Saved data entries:
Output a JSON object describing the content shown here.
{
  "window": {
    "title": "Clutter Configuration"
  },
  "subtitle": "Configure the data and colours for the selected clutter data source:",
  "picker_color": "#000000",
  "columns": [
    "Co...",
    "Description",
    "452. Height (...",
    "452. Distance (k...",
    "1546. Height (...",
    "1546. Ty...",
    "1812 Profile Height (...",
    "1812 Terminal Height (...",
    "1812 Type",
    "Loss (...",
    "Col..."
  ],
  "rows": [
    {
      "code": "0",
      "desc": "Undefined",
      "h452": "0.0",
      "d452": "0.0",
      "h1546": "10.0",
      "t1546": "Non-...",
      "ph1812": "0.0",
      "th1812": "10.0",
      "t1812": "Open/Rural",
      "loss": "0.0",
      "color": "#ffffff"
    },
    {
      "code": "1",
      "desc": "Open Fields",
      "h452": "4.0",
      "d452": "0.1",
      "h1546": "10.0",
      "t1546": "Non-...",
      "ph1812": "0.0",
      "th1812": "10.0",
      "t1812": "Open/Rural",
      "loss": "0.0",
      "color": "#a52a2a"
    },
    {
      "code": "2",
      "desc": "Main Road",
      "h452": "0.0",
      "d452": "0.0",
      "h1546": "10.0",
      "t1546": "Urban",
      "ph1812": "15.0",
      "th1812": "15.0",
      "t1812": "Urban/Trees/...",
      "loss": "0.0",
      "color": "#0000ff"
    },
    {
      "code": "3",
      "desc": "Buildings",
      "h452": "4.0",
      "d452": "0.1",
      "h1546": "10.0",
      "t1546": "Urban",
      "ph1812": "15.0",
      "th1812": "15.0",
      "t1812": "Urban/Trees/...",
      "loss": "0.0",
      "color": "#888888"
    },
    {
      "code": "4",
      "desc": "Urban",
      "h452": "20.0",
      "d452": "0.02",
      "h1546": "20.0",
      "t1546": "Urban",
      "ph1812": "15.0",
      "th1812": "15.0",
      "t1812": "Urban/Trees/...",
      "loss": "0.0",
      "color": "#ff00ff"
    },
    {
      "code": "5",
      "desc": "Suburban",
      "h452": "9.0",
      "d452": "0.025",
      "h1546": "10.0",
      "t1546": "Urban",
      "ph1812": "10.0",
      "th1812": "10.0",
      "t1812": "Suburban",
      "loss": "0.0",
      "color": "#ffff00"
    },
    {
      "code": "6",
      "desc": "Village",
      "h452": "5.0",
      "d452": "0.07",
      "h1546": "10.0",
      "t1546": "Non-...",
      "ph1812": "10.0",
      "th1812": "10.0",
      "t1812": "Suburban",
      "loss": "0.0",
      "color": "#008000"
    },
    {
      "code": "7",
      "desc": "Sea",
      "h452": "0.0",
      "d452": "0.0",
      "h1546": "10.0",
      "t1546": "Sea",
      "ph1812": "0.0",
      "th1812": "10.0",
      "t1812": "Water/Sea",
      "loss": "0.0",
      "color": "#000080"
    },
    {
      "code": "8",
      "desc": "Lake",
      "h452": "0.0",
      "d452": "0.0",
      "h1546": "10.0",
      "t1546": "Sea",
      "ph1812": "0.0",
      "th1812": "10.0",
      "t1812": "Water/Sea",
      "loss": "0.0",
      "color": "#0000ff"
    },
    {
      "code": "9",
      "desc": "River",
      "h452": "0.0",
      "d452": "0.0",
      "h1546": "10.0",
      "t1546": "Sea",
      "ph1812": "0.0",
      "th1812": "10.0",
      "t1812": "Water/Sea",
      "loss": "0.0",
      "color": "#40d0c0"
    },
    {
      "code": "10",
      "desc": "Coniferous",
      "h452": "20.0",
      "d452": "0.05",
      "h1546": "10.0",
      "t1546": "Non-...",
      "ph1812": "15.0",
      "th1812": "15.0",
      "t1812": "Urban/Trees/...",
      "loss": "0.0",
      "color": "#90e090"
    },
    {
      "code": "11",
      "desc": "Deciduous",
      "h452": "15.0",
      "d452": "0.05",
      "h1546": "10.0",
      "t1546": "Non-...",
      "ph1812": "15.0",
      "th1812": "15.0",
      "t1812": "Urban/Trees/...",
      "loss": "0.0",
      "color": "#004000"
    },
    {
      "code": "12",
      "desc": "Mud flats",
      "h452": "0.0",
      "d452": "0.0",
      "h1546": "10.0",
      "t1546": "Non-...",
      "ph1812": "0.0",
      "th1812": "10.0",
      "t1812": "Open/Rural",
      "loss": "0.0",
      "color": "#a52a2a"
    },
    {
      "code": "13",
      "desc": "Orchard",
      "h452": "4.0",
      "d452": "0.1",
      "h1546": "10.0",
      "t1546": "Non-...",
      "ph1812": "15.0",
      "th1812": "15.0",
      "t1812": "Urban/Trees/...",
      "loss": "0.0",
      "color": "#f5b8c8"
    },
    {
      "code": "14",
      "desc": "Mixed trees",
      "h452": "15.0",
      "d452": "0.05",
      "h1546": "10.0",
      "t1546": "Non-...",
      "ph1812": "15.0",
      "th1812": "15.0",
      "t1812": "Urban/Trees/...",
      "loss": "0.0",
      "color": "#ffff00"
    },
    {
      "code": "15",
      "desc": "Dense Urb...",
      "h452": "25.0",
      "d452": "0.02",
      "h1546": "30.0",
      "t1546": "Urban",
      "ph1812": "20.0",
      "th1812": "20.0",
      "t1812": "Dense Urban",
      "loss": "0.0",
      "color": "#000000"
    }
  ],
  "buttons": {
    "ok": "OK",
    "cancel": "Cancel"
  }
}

Your objective.
Word for word, write out the data.

Task response.
Output a JSON object describing the content shown here.
{
  "window": {
    "title": "Clutter Configuration"
  },
  "subtitle": "Configure the data and colours for the selected clutter data source:",
  "picker_color": "#000000",
  "columns": [
    "Co...",
    "Description",
    "452. Height (...",
    "452. Distance (k...",
    "1546. Height (...",
    "1546. Ty...",
    "1812 Profile Height (...",
    "1812 Terminal Height (...",
    "1812 Type",
    "Loss (...",
    "Col..."
  ],
  "rows": [
    {
      "code": "0",
      "desc": "Undefined",
      "h452": "0.0",
      "d452": "0.0",
      "h1546": "10.0",
      "t1546": "Non-...",
      "ph1812": "0.0",
      "th1812": "10.0",
      "t1812": "Open/Rural",
      "loss": "0.0",
      "color": "#ffffff"
    },
    {
      "code": "1",
      "desc": "Open Fields",
      "h452": "4.0",
      "d452": "0.1",
      "h1546": "10.0",
      "t1546": "Non-...",
      "ph1812": "0.0",
      "th1812": "10.0",
      "t1812": "Open/Rural",
      "loss": "0.0",
      "color": "#a52a2a"
    },
    {
      "code": "2",
      "desc": "Main Road",
      "h452": "0.0",
      "d452": "0.0",
      "h1546": "10.0",
      "t1546": "Urban",
      "ph1812": "15.0",
      "th1812": "15.0",
      "t1812": "Urban/Trees/...",
      "loss": "0.0",
      "color": "#0000ff"
    },
    {
      "code": "3",
      "desc": "Buildings",
      "h452": "4.0",
      "d452": "0.1",
      "h1546": "10.0",
      "t1546": "Urban",
      "ph1812": "15.0",
      "th1812": "15.0",
      "t1812": "Urban/Trees/...",
      "loss": "0.0",
      "color": "#888888"
    },
    {
      "code": "4",
      "desc": "Urban",
      "h452": "20.0",
      "d452": "0.02",
      "h1546": "20.0",
      "t1546": "Urban",
      "ph1812": "15.0",
      "th1812": "15.0",
      "t1812": "Urban/Trees/...",
      "loss": "0.0",
      "color": "#ff00ff"
    },
    {
      "code": "5",
      "desc": "Suburban",
      "h452": "9.0",
      "d452": "0.025",
      "h1546": "10.0",
      "t1546": "Urban",
      "ph1812": "10.0",
      "th1812": "10.0",
      "t1812": "Suburban",
      "loss": "0.0",
      "color": "#ffff00"
    },
    {
      "code": "6",
      "desc": "Village",
      "h452": "5.0",
      "d452": "0.07",
      "h1546": "10.0",
      "t1546": "Non-...",
      "ph1812": "10.0",
      "th1812": "10.0",
      "t1812": "Suburban",
      "loss": "0.0",
      "color": "#008000"
    },
    {
      "code": "7",
      "desc": "Sea",
      "h452": "0.0",
      "d452": "0.0",
      "h1546": "10.0",
      "t1546": "Sea",
      "ph1812": "0.0",
      "th1812": "10.0",
      "t1812": "Water/Sea",
      "loss": "0.0",
      "color": "#000080"
    },
    {
      "code": "8",
      "desc": "Lake",
      "h452": "0.0",
      "d452": "0.0",
      "h1546": "10.0",
      "t1546": "Sea",
      "ph1812": "0.0",
      "th1812": "10.0",
      "t1812": "Water/Sea",
      "loss": "0.0",
      "color": "#0000ff"
    },
    {
      "code": "9",
      "desc": "River",
      "h452": "0.0",
      "d452": "0.0",
      "h1546": "10.0",
      "t1546": "Sea",
      "ph1812": "0.0",
      "th1812": "10.0",
      "t1812": "Water/Sea",
      "loss": "0.0",
      "color": "#40d0c0"
    },
    {
      "code": "10",
      "desc": "Coniferous",
      "h452": "20.0",
      "d452": "0.05",
      "h1546": "10.0",
      "t1546": "Non-...",
      "ph1812": "15.0",
      "th1812": "15.0",
      "t1812": "Urban/Trees/...",
      "loss": "0.0",
      "color": "#90e090"
    },
    {
      "code": "11",
      "desc": "Deciduous",
      "h452": "15.0",
      "d452": "0.05",
      "h1546": "10.0",
      "t1546": "Non-...",
      "ph1812": "15.0",
      "th1812": "15.0",
      "t1812": "Urban/Trees/...",
      "loss": "0.0",
      "color": "#004000"
    },
    {
      "code": "12",
      "desc": "Mud flats",
      "h452": "0.0",
      "d452": "0.0",
      "h1546": "10.0",
      "t1546": "Non-...",
      "ph1812": "0.0",
      "th1812": "10.0",
      "t1812": "Open/Rural",
      "loss": "0.0",
      "color": "#a52a2a"
    },
    {
      "code": "13",
      "desc": "Orchard",
      "h452": "4.0",
      "d452": "0.1",
      "h1546": "10.0",
      "t1546": "Non-...",
      "ph1812": "15.0",
      "th1812": "15.0",
      "t1812": "Urban/Trees/...",
      "loss": "0.0",
      "color": "#f5b8c8"
    },
    {
      "code": "14",
      "desc": "Mixed trees",
      "h452": "15.0",
      "d452": "0.05",
      "h1546": "10.0",
      "t1546": "Non-...",
      "ph1812": "15.0",
      "th1812": "15.0",
      "t1812": "Urban/Trees/...",
      "loss": "0.0",
      "color": "#ffff00"
    },
    {
      "code": "15",
      "desc": "Dense Urb...",
      "h452": "25.0",
      "d452": "0.02",
      "h1546": "30.0",
      "t1546": "Urban",
      "ph1812": "20.0",
      "th1812": "20.0",
      "t1812": "Dense Urban",
      "loss": "0.0",
      "color": "#000000"
    }
  ],
  "buttons": {
    "ok": "OK",
    "cancel": "Cancel"
  }
}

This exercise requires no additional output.